**TO DO**: Every line of the records below should be restated exactly.

** start of EXCERPTED DATA **

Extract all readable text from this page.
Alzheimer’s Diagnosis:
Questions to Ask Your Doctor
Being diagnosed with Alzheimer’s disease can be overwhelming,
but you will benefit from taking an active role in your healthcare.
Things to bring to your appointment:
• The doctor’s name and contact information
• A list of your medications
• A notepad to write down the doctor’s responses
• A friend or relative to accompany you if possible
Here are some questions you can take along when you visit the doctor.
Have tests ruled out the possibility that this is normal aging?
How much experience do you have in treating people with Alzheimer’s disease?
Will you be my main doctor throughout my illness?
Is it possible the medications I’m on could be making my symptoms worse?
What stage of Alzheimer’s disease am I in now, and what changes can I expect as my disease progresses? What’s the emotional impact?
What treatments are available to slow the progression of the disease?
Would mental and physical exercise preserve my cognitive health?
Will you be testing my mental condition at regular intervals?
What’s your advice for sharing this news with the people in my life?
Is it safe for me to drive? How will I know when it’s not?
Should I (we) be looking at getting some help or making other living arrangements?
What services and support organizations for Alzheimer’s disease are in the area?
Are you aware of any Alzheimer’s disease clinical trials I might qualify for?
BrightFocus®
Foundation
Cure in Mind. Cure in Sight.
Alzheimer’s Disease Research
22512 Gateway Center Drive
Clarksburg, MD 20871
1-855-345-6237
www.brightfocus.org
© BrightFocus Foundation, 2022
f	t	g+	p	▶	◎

** end of EXCERPTED DATA **

**THE SOLUTION**:
Extract all readable text from this page.
Alzheimer’s Diagnosis:
Questions to Ask Your Doctor
Being diagnosed with Alzheimer’s disease can be overwhelming,
but you will benefit from taking an active role in your healthcare.
Things to bring to your appointment:
• The doctor’s name and contact information
• A list of your medications
• A notepad to write down the doctor’s responses
• A friend or relative to accompany you if possible
Here are some questions you can take along when you visit the doctor.
Have tests ruled out the possibility that this is normal aging?
How much experience do you have in treating people with Alzheimer’s disease?
Will you be my main doctor throughout my illness?
Is it possible the medications I’m on could be making my symptoms worse?
What stage of Alzheimer’s disease am I in now, and what changes can I expect as my disease progresses? What’s the emotional impact?
What treatments are available to slow the progression of the disease?
Would mental and physical exercise preserve my cognitive health?
Will you be testing my mental condition at regular intervals?
What’s your advice for sharing this news with the people in my life?
Is it safe for me to drive? How will I know when it’s not?
Should I (we) be looking at getting some help or making other living arrangements?
What services and support organizations for Alzheimer’s disease are in the area?
Are you aware of any Alzheimer’s disease clinical trials I might qualify for?
BrightFocus®
Foundation
Cure in Mind. Cure in Sight.
Alzheimer’s Disease Research
22512 Gateway Center Drive
Clarksburg, MD 20871
1-855-345-6237
www.brightfocus.org
© BrightFocus Foundation, 2022
f	t	g+	p	▶	◎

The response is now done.